→ Objective
Look through the data below and count each line where the word "this" appears. Reply with the count alone.

— Start Records provided —

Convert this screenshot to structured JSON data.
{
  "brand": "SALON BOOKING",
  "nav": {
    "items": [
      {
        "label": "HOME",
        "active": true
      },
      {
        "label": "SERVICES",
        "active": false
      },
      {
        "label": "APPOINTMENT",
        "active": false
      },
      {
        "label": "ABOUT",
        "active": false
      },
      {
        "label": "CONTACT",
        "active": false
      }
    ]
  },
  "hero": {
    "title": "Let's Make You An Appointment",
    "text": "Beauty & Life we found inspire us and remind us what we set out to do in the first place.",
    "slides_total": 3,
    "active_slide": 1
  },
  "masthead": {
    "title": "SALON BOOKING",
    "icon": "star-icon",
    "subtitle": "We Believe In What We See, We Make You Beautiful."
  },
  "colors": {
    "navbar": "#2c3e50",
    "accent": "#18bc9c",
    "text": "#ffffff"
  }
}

— End Records provided —
— Start Records provided —

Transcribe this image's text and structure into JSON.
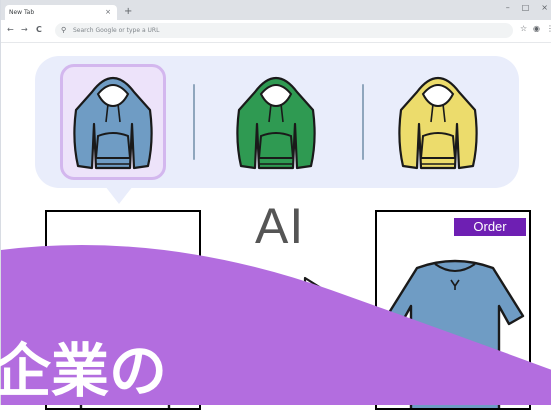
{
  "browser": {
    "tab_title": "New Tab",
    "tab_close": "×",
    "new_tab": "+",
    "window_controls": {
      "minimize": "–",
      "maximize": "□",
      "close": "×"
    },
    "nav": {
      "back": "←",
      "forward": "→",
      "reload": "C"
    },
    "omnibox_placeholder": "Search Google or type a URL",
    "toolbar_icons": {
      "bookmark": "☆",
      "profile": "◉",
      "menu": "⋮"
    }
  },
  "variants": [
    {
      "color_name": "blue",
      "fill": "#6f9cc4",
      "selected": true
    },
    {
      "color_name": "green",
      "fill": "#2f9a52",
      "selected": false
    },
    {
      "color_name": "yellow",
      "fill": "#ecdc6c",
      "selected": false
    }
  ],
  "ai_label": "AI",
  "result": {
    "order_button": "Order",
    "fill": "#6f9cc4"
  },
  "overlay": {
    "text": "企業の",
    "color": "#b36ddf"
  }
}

— End Records provided —

→ Exercise answer
2